- The input
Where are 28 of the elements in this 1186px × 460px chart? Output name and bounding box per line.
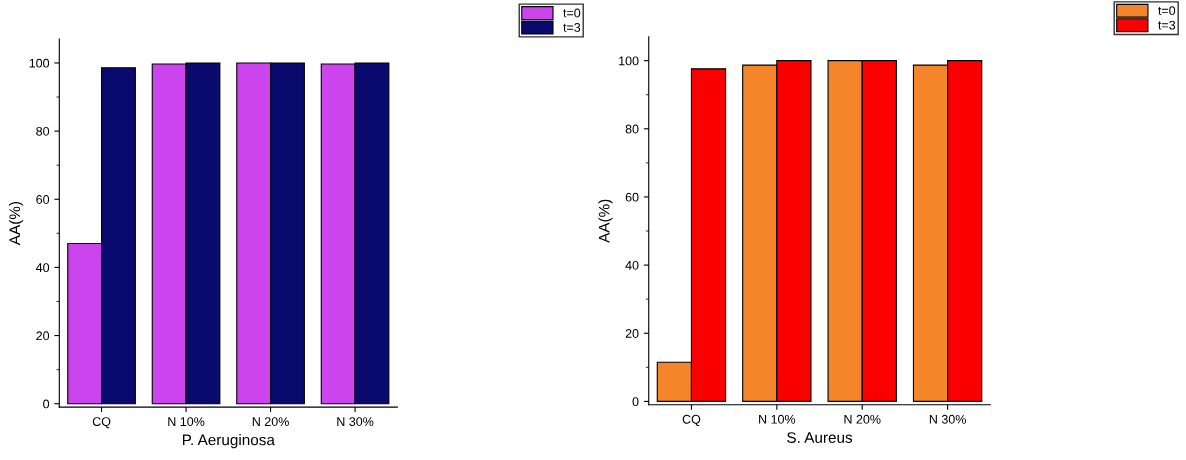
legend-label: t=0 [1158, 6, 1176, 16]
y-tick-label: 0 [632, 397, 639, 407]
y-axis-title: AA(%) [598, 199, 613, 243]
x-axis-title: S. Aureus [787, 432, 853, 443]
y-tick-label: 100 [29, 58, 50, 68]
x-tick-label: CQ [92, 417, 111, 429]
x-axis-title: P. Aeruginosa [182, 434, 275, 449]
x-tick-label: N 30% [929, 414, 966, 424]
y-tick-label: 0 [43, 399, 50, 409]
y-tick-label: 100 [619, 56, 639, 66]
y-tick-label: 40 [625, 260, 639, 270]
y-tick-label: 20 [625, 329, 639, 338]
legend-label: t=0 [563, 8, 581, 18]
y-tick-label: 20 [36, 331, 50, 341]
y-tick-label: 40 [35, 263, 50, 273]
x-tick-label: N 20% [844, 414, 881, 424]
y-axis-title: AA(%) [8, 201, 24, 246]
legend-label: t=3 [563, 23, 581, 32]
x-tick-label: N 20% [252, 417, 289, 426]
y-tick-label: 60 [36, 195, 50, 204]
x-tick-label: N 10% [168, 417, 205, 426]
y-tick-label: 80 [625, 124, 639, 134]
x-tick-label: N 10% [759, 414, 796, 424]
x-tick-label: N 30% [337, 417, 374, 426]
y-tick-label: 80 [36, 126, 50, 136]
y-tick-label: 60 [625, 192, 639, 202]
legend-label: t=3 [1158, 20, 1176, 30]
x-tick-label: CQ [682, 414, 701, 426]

--

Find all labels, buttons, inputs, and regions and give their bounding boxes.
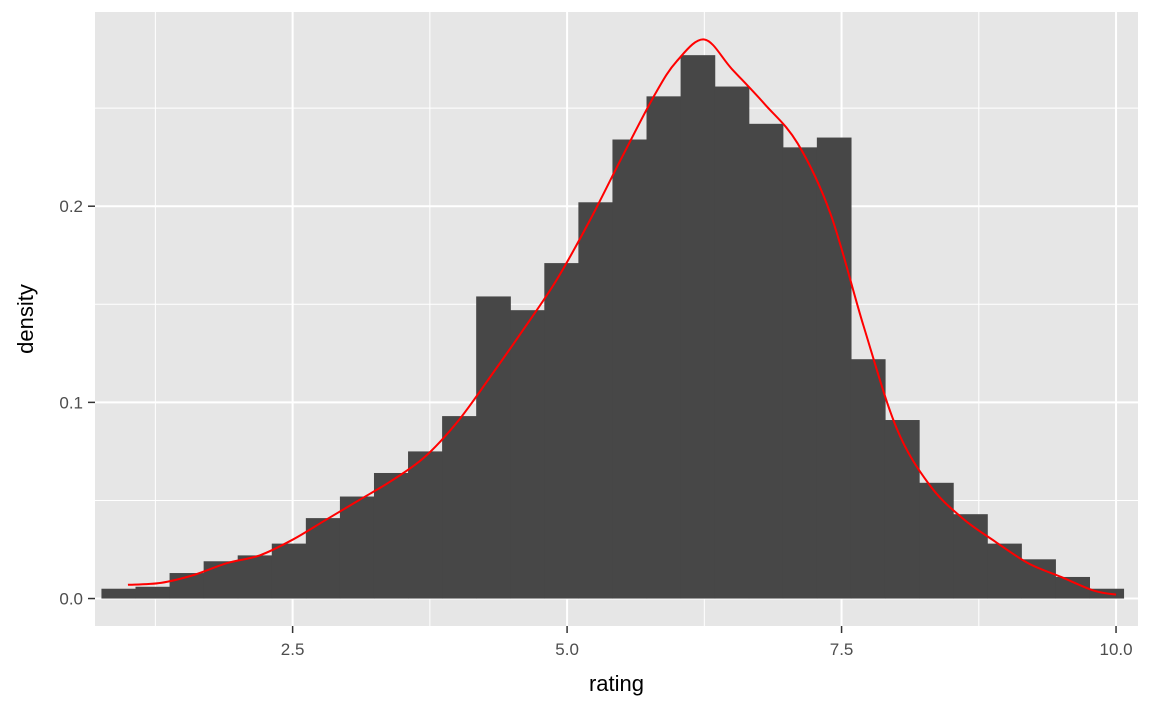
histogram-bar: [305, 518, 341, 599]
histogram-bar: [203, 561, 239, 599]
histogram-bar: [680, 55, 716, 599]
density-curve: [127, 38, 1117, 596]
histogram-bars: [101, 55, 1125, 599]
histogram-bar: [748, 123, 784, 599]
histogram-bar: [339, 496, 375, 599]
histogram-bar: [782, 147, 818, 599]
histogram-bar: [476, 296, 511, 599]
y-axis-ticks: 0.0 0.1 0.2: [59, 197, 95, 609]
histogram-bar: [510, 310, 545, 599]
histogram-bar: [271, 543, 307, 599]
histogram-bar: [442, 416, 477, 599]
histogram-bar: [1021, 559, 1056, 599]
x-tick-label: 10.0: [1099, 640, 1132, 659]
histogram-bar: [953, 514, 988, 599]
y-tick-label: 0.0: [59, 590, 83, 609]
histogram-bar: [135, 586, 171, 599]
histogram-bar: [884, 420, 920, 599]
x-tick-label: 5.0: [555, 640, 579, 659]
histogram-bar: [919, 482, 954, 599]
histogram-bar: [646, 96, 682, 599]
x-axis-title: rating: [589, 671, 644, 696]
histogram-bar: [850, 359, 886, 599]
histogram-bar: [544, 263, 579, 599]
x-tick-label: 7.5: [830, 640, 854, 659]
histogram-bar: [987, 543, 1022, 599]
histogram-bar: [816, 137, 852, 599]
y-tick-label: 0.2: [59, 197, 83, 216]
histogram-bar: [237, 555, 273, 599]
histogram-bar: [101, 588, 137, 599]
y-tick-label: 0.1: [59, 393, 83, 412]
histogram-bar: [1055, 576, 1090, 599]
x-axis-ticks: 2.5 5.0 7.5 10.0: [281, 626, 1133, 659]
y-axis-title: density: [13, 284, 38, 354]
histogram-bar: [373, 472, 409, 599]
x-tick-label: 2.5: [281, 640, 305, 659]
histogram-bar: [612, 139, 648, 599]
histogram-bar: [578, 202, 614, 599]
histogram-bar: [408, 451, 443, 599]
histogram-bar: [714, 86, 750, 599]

* * *

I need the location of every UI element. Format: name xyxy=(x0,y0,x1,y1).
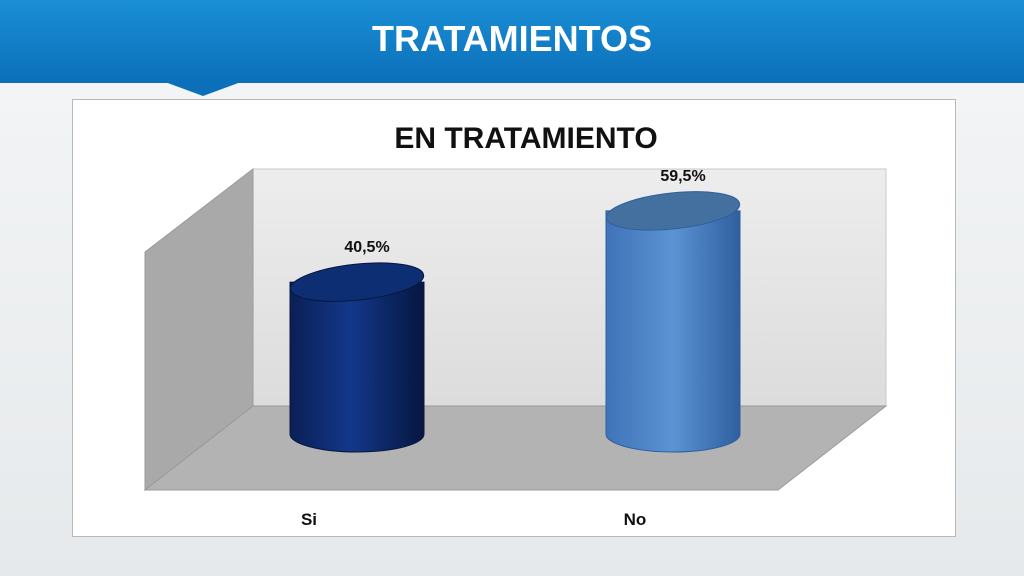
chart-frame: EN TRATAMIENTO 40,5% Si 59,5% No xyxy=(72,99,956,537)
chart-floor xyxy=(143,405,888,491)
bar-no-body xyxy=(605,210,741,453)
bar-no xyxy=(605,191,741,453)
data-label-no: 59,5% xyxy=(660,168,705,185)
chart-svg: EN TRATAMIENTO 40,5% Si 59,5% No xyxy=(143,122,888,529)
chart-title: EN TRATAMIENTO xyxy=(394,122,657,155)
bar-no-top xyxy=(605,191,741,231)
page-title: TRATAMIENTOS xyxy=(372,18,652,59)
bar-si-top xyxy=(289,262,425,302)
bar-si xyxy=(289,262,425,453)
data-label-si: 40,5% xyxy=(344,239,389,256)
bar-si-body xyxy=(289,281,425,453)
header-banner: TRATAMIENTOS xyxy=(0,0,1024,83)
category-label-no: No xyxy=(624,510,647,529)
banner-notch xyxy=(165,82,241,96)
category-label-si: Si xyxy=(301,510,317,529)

- Given task
Retype the data starting at the line containing "Where are 28" and ending at the line containing "x-tick-label: CQ [682, 414, 701, 426]", with both of those lines included. Leave the pictures out of your answer.

- Correct output
Where are 28 of the elements in this 1186px × 460px chart? Output name and bounding box per line.
legend-label: t=0 [1158, 6, 1176, 16]
y-tick-label: 0 [632, 397, 639, 407]
y-axis-title: AA(%) [598, 199, 613, 243]
x-axis-title: S. Aureus [787, 432, 853, 443]
y-tick-label: 100 [29, 58, 50, 68]
x-tick-label: CQ [92, 417, 111, 429]
x-axis-title: P. Aeruginosa [182, 434, 275, 449]
x-tick-label: N 30% [929, 414, 966, 424]
y-tick-label: 0 [43, 399, 50, 409]
y-tick-label: 100 [619, 56, 639, 66]
y-tick-label: 40 [625, 260, 639, 270]
y-tick-label: 20 [625, 329, 639, 338]
legend-label: t=0 [563, 8, 581, 18]
y-tick-label: 20 [36, 331, 50, 341]
y-tick-label: 40 [35, 263, 50, 273]
x-tick-label: N 20% [844, 414, 881, 424]
y-axis-title: AA(%) [8, 201, 24, 246]
legend-label: t=3 [563, 23, 581, 32]
x-tick-label: N 20% [252, 417, 289, 426]
y-tick-label: 60 [36, 195, 50, 204]
x-tick-label: N 10% [168, 417, 205, 426]
y-tick-label: 80 [625, 124, 639, 134]
x-tick-label: N 10% [759, 414, 796, 424]
x-tick-label: N 30% [337, 417, 374, 426]
y-tick-label: 80 [36, 126, 50, 136]
y-tick-label: 60 [625, 192, 639, 202]
legend-label: t=3 [1158, 20, 1176, 30]
x-tick-label: CQ [682, 414, 701, 426]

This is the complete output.